(Given request) Scan the entries and tally the lines that include the string "mois". Reply with the figure alone.

(Material provided)

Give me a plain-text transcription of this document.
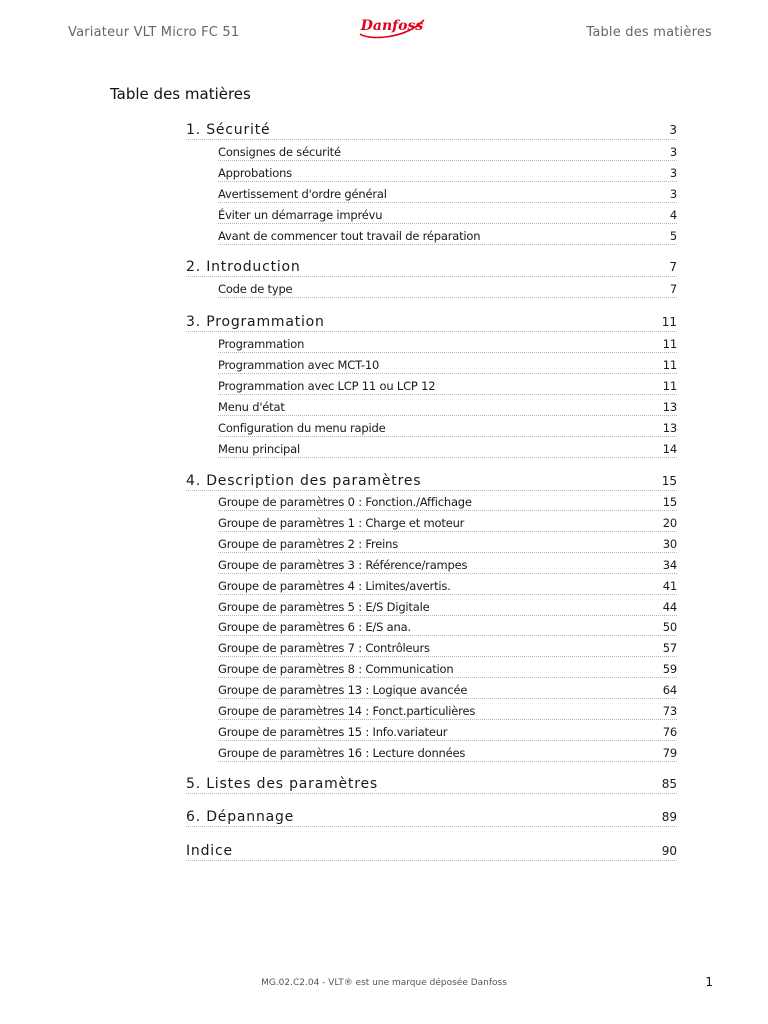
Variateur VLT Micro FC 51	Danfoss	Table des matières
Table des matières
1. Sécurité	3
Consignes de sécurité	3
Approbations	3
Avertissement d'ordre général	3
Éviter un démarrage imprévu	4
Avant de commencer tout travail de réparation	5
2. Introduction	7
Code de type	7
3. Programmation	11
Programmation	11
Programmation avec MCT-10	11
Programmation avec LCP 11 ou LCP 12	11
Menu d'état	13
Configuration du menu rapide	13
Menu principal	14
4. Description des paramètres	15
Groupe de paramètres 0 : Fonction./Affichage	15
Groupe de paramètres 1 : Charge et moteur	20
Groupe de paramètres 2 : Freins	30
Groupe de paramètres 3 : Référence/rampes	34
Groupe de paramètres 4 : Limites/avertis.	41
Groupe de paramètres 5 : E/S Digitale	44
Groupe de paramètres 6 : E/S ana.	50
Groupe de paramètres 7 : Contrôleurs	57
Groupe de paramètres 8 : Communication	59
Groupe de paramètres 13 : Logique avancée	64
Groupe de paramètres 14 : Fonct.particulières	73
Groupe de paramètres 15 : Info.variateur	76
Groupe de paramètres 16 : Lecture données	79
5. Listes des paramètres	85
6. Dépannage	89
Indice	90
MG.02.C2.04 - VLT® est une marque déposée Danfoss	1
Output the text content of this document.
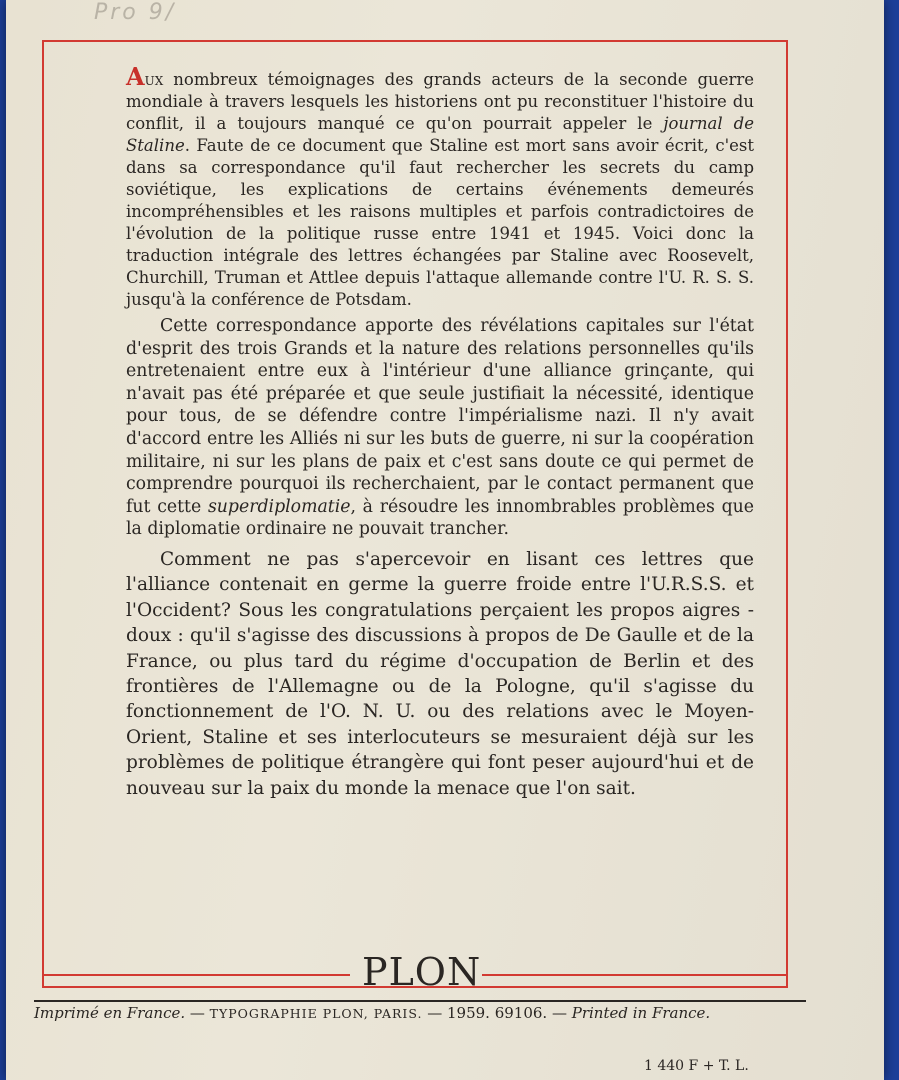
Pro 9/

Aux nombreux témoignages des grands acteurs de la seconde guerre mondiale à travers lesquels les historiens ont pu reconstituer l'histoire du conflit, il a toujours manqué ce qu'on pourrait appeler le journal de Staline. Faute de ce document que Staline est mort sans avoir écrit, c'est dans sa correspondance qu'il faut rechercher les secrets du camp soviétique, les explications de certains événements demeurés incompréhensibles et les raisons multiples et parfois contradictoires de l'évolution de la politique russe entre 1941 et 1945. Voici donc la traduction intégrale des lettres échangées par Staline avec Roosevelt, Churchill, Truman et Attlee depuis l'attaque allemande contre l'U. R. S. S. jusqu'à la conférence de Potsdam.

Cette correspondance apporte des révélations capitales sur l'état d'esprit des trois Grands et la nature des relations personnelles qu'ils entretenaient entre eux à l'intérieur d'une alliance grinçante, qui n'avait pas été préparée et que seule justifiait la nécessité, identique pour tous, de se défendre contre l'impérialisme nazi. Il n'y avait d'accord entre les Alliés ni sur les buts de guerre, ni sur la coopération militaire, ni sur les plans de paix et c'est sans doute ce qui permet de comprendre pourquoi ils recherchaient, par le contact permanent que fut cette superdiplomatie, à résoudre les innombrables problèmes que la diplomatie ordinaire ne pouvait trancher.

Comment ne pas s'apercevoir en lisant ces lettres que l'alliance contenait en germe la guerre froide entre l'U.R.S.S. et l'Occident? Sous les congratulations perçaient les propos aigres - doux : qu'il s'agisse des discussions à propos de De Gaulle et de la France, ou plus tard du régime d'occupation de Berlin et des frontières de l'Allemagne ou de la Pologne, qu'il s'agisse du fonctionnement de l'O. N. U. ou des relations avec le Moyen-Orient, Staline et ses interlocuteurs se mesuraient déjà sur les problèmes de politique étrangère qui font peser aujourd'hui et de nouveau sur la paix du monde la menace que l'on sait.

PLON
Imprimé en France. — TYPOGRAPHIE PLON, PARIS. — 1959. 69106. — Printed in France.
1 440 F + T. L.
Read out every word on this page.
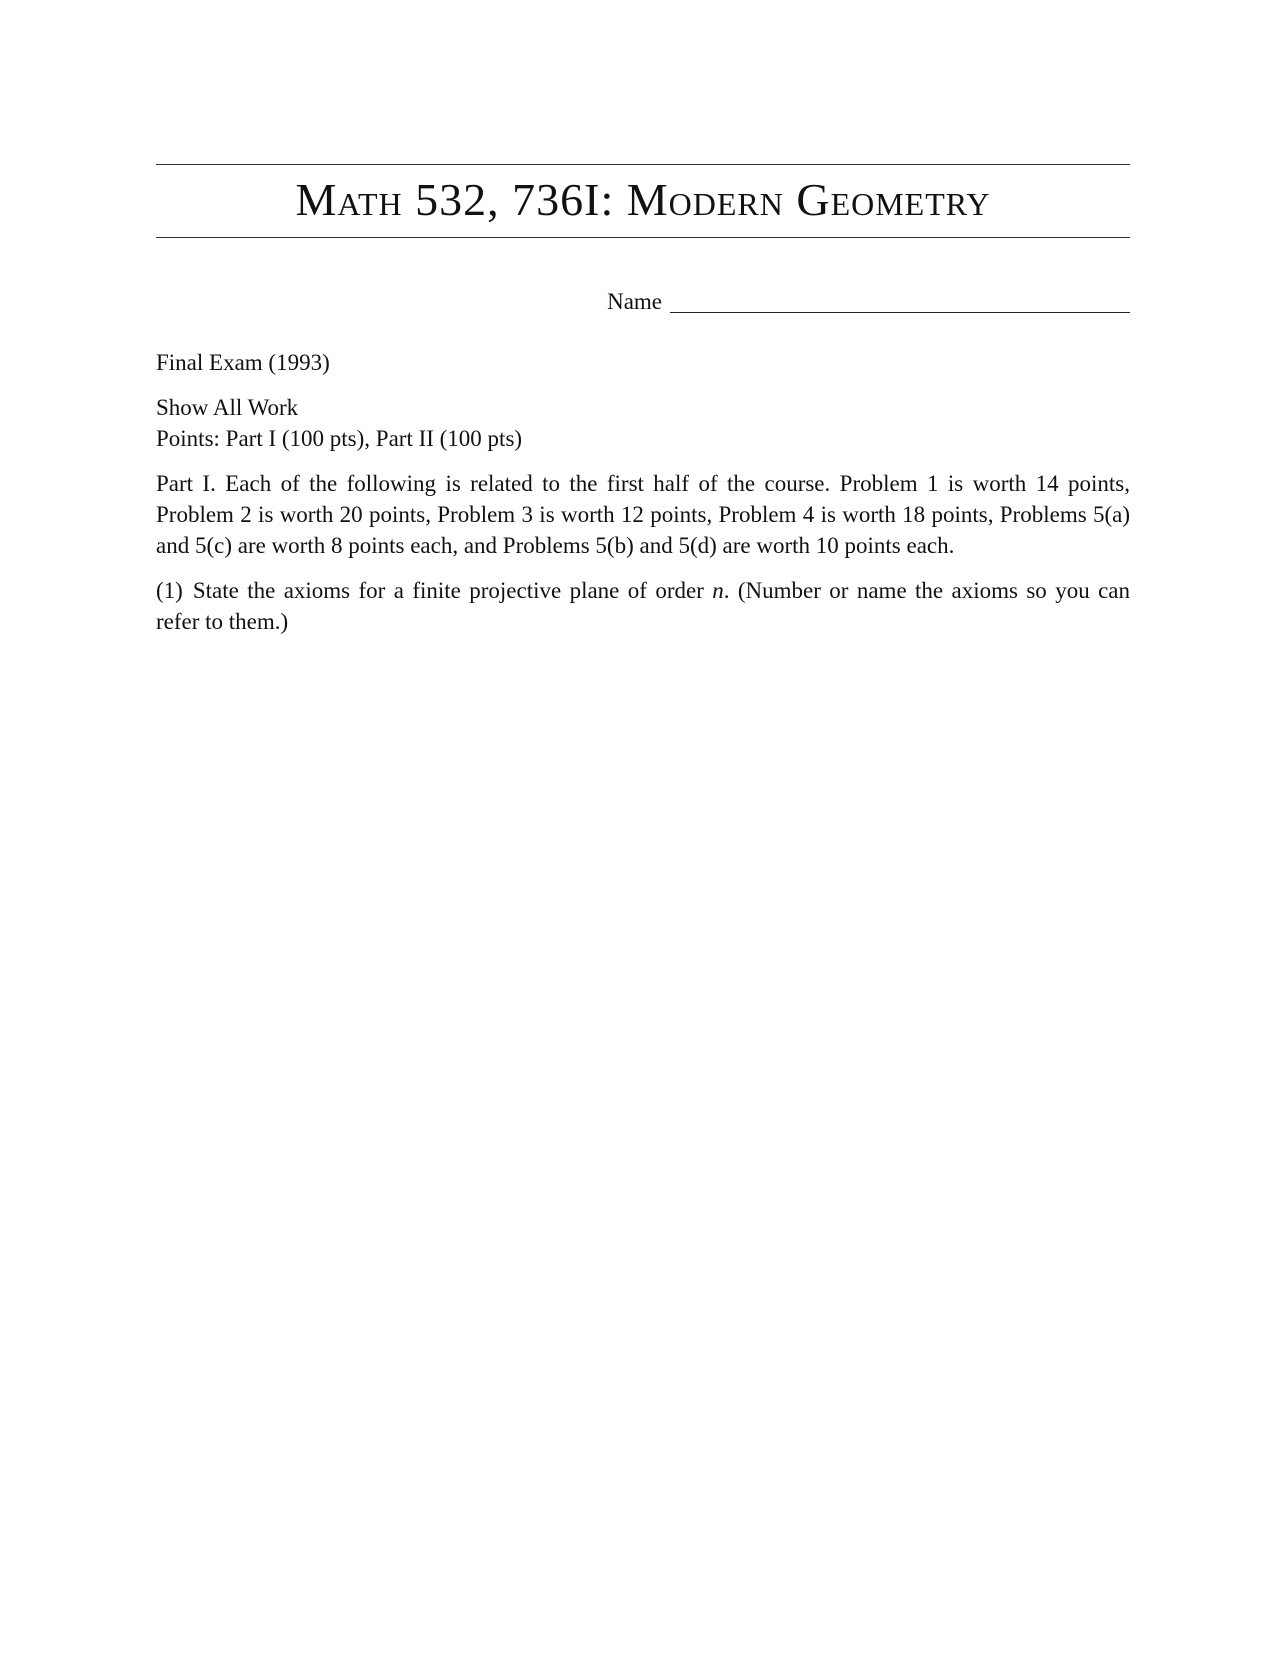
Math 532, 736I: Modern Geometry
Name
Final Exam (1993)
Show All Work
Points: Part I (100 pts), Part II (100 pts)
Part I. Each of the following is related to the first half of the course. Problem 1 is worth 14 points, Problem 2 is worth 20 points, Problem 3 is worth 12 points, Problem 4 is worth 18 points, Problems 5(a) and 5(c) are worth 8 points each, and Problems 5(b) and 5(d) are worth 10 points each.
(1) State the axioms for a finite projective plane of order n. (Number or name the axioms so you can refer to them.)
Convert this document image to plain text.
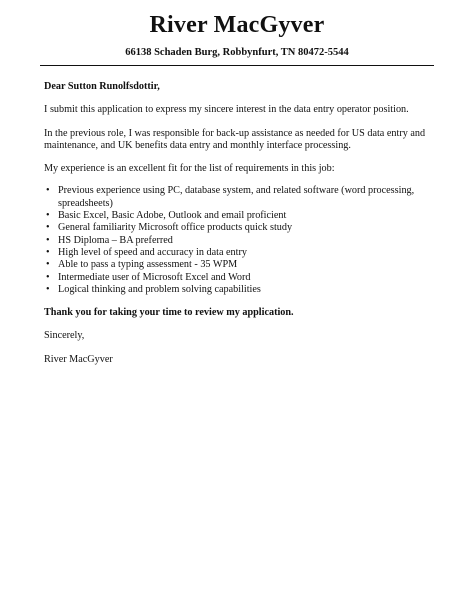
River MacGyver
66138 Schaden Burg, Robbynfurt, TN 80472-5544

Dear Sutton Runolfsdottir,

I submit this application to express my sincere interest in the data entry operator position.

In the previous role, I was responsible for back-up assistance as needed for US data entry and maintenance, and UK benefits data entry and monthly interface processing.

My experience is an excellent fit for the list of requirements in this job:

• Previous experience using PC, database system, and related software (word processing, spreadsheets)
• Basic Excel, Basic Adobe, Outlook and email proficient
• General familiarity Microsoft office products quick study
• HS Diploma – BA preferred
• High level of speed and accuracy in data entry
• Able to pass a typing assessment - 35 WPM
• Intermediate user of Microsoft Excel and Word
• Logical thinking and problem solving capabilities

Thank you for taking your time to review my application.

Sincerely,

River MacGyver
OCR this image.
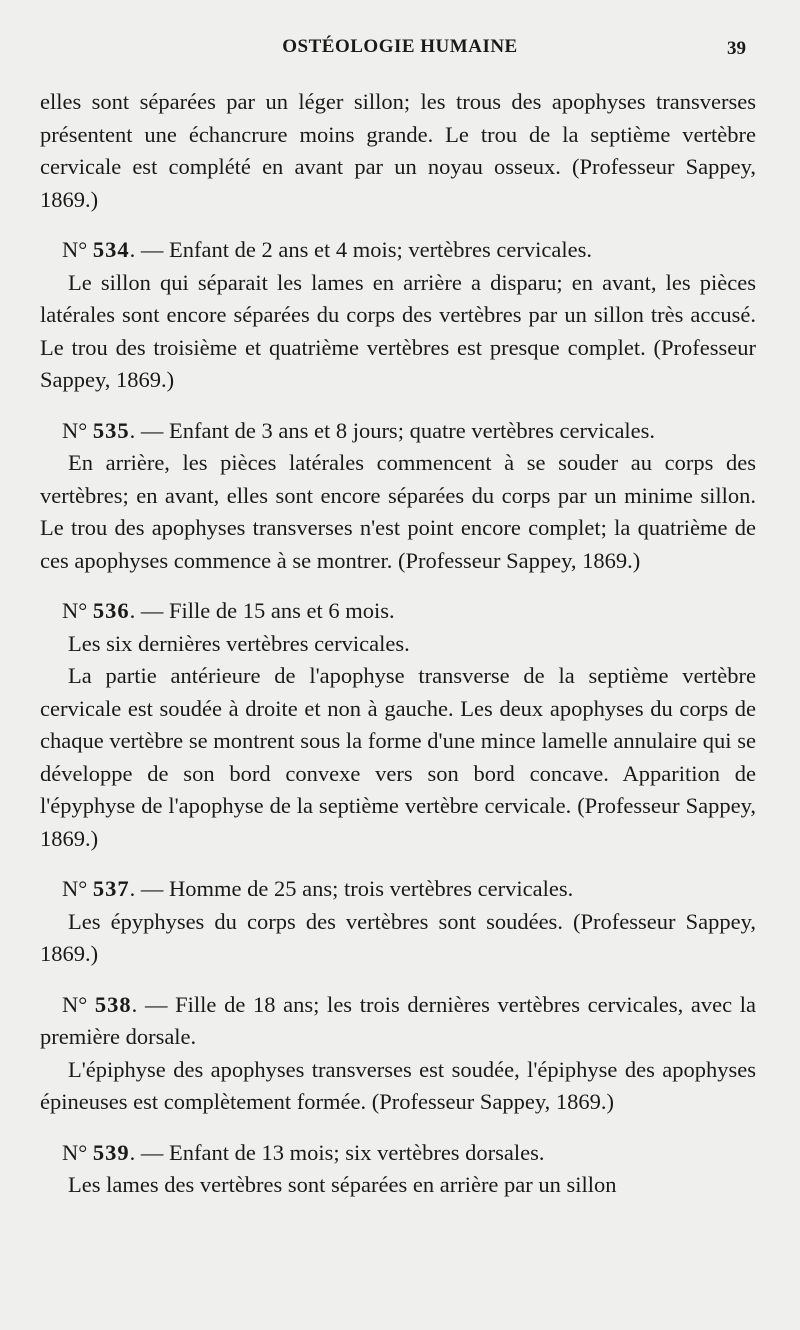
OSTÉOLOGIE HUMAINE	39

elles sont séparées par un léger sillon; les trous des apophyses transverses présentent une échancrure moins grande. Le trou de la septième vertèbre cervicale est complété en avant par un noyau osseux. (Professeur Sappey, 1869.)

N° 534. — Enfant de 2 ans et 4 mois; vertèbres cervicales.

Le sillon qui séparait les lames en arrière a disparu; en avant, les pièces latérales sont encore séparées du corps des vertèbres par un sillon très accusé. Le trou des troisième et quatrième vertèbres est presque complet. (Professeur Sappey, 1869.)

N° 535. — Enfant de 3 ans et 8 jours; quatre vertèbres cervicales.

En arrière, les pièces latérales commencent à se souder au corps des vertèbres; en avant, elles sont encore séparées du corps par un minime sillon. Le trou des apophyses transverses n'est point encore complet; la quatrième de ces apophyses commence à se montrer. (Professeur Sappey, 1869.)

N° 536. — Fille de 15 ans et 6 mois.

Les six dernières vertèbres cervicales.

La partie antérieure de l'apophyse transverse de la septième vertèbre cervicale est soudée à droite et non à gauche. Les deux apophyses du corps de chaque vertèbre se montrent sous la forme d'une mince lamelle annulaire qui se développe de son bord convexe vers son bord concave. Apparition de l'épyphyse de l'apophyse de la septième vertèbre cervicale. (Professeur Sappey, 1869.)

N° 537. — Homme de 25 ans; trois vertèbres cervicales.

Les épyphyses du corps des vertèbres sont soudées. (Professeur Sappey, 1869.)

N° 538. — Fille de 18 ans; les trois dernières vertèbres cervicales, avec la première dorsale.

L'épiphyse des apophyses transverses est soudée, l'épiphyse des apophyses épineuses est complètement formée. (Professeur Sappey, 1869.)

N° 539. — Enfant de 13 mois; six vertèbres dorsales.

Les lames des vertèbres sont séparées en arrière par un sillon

(Solution for this exercise) 3